#### Page extract:
[Start]

# Good length of time between clutches?



## DyArianna (Aug 7, 2011)

What is considered a good break between clutches? 

Gibbs and Hetty have gone 2 months since Hetty last laid eggs. Now I find an egg in the cage again. They are both in awesome health and very active and per the vet the last time, he said that there are just some birds that want to lay eggs. I'm beginning to think my Hetty is one of them. It's either that or she heard me getting excited about finally getting a chance to start training full bore. 

They are very good about eating a well balanced diet and she has maintained her weight (approximately 110 grams), she's happy and energetic. I don't want to separate them as they are bonded. The shot has not been suggested as of yet because she is in good health. I was doing the longer night treatments and winter is moving in on us. I've re-arranged the cage and even moved the cage. Thought she would just relax for a bit. But no.

[End]

#### Recorded data:
[Start]

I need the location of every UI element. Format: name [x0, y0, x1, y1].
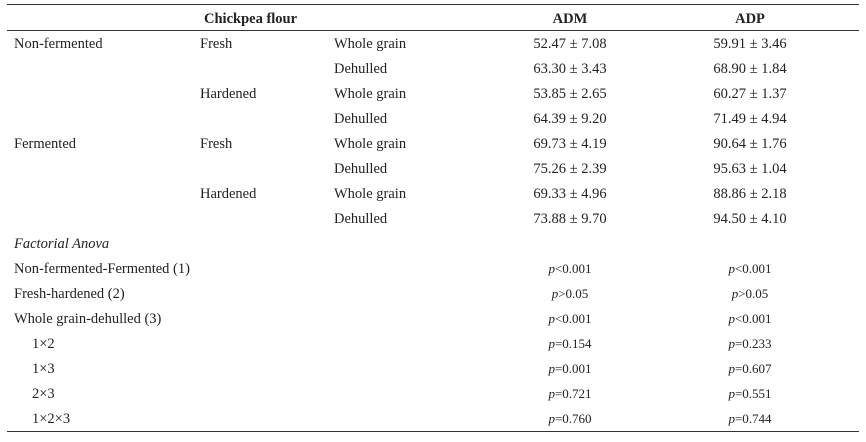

[End]

#### Given instruction 1:
In the forum post about time between clutches, approximately what weight has Hetty maintained?
#### Given instruction 2:
Continue the forum thread about time between clutches from the point where it stops.

#### Right answer 1:
Approximately 110 grams.

#### Right answer 2:
I will continue to monitor her closely of course, but at this point, if she lays again after this clutch... I will have to try something new. My question is... would you try separating them first? Or would you go straight for the shot? 

And about the shot.. how long does it stop them from laying for.. and for those of you that have tried the shot... after how many clutches did you opt for this and how well did it work for you?

Thanks for any input...


----------



## BirdGoddess (Oct 5, 2011)

In 'The'Cockatiel Handbook'' I read that you should only have 2 clutches a year...I'm not entirely sure if other breeders would agree or not, so I'm kind of curious.


----------



## tielfan (Aug 31, 2008)

The general limit is 2 clutches in a twelve-month period. Most cockatiels that have multiple clutches will do it consecutively, laying eggs for the next clutch before the current chicks have left the nest. Which works out to about a 6 to 8 week interval, so your hen is right on schedule.

You've been giving them longer nights, which is good. If you follow the natural daylight schedule, soon the nights will be so long and the days so short that your birds should go completely out of breeding mode.


----------



## DyArianna (Aug 7, 2011)

Okay.. will keep up with the trying to cool it down. I'm still not convinced she didn't hear me talking about training her and Gibbs though.


----------



## tielfan (Aug 31, 2008)

Did you tell her that the training involves delicious food rewards? This is important information after all.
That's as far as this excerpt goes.